### PROMPT
Copy, from the entries below, each line in which the string "label" appears.

### DATASET

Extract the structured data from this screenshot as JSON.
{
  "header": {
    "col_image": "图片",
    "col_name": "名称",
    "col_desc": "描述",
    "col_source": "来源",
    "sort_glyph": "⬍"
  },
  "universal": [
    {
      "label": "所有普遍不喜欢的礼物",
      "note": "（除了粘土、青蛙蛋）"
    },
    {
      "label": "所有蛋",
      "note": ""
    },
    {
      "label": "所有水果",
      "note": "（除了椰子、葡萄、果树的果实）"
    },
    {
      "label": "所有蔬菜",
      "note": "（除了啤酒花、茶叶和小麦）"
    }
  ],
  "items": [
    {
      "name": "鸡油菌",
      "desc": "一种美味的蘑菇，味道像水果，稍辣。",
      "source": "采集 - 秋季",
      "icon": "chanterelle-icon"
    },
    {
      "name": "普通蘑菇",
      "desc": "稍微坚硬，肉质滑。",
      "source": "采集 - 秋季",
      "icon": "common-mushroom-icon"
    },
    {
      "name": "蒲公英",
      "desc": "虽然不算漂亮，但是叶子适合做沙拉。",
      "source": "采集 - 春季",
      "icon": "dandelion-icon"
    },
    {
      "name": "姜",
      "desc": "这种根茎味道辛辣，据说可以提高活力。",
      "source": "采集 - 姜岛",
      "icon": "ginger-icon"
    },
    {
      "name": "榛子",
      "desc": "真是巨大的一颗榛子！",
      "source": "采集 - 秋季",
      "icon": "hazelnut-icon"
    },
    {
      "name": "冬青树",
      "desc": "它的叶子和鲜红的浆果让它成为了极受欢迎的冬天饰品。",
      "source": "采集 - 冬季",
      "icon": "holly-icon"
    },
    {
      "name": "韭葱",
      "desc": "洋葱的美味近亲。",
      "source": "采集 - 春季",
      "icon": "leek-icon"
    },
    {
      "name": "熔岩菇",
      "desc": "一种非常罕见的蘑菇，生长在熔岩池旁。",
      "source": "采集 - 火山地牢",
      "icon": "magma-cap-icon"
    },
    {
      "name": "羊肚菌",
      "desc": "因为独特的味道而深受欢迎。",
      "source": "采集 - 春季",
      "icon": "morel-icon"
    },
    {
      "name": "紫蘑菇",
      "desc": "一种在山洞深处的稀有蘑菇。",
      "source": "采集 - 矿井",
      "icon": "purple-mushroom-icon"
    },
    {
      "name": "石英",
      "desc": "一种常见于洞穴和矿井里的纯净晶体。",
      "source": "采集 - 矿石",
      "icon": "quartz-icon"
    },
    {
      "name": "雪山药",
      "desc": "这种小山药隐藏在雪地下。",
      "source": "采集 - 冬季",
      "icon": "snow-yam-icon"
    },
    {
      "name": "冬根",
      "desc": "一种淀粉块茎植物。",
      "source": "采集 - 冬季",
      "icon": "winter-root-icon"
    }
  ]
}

### CORRECT ANSWER
      "label": "所有普遍不喜欢的礼物",
      "label": "所有蛋",
      "label": "所有水果",
      "label": "所有蔬菜",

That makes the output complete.